### TASK DETAILS:
Repeat exactly the lines that run from the one containing "What's the underlying" to the end of the data, and leave out all others.

### DATA SHOWN:
◆ ◆ ◆ ◆

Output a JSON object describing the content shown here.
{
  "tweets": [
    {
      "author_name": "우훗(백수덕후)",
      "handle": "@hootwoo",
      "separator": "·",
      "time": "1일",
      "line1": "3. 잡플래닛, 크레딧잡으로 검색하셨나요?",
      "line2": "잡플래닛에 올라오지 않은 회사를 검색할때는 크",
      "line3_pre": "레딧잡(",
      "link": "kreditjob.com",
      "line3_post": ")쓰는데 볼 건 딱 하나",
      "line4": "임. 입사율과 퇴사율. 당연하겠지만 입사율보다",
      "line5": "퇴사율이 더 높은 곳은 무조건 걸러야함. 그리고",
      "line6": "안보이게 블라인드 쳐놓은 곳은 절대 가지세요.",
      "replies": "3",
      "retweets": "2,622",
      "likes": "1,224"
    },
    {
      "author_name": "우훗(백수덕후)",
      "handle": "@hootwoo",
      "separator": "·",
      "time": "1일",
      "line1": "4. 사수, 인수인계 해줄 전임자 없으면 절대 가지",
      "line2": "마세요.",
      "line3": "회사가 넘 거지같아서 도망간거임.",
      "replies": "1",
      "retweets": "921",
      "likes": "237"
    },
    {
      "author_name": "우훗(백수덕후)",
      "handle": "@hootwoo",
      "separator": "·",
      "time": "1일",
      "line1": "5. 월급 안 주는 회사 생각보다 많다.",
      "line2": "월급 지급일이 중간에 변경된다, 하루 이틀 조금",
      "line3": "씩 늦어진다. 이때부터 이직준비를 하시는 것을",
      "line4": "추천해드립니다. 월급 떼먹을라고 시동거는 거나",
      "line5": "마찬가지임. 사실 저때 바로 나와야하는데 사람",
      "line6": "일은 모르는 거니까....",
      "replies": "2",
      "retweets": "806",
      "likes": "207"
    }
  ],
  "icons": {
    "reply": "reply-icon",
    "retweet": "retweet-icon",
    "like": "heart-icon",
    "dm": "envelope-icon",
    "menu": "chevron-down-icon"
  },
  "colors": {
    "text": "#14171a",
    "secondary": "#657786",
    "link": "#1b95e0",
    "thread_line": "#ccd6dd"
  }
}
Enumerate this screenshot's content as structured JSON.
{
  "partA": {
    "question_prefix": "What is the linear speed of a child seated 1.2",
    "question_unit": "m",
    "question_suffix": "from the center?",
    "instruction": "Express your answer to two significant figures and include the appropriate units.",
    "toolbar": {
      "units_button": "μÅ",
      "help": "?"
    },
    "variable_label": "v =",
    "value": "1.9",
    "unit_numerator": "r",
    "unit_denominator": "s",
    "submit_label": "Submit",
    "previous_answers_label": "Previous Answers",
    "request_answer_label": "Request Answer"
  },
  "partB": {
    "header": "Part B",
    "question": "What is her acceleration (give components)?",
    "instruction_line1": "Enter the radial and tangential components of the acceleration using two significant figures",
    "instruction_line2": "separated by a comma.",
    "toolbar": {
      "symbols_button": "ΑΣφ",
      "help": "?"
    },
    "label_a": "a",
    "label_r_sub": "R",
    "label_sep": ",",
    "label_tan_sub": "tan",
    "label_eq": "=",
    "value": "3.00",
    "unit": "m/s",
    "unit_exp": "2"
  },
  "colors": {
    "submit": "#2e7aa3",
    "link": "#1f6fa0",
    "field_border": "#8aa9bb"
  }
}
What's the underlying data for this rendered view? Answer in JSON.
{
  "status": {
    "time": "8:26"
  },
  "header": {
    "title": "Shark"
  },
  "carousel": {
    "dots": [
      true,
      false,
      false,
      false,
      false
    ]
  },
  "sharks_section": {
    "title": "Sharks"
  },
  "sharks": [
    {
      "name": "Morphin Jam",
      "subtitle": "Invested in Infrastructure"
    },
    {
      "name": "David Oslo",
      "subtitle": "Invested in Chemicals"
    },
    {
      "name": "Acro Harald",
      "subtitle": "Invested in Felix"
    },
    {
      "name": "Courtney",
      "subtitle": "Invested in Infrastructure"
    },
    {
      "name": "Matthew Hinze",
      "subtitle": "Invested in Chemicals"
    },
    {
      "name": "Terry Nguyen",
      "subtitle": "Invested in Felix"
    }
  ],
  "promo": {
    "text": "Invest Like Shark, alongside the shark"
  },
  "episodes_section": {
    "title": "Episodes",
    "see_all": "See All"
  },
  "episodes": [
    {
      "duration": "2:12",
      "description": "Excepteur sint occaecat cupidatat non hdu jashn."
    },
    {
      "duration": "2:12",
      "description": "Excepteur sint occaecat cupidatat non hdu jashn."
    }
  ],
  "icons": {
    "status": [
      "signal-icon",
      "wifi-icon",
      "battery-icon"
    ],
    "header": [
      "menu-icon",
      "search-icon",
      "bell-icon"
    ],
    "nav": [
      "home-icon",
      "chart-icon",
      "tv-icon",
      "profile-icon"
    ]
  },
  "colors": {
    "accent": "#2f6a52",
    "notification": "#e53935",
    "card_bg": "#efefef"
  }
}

◆ ◆ ◆ ◆

### RESULT FOR THIS EXERCISE:
What's the underlying data for this rendered view? Answer in JSON.
{
  "status": {
    "time": "8:26"
  },
  "header": {
    "title": "Shark"
  },
  "carousel": {
    "dots": [
      true,
      false,
      false,
      false,
      false
    ]
  },
  "sharks_section": {
    "title": "Sharks"
  },
  "sharks": [
    {
      "name": "Morphin Jam",
      "subtitle": "Invested in Infrastructure"
    },
    {
      "name": "David Oslo",
      "subtitle": "Invested in Chemicals"
    },
    {
      "name": "Acro Harald",
      "subtitle": "Invested in Felix"
    },
    {
      "name": "Courtney",
      "subtitle": "Invested in Infrastructure"
    },
    {
      "name": "Matthew Hinze",
      "subtitle": "Invested in Chemicals"
    },
    {
      "name": "Terry Nguyen",
      "subtitle": "Invested in Felix"
    }
  ],
  "promo": {
    "text": "Invest Like Shark, alongside the shark"
  },
  "episodes_section": {
    "title": "Episodes",
    "see_all": "See All"
  },
  "episodes": [
    {
      "duration": "2:12",
      "description": "Excepteur sint occaecat cupidatat non hdu jashn."
    },
    {
      "duration": "2:12",
      "description": "Excepteur sint occaecat cupidatat non hdu jashn."
    }
  ],
  "icons": {
    "status": [
      "signal-icon",
      "wifi-icon",
      "battery-icon"
    ],
    "header": [
      "menu-icon",
      "search-icon",
      "bell-icon"
    ],
    "nav": [
      "home-icon",
      "chart-icon",
      "tv-icon",
      "profile-icon"
    ]
  },
  "colors": {
    "accent": "#2f6a52",
    "notification": "#e53935",
    "card_bg": "#efefef"
  }
}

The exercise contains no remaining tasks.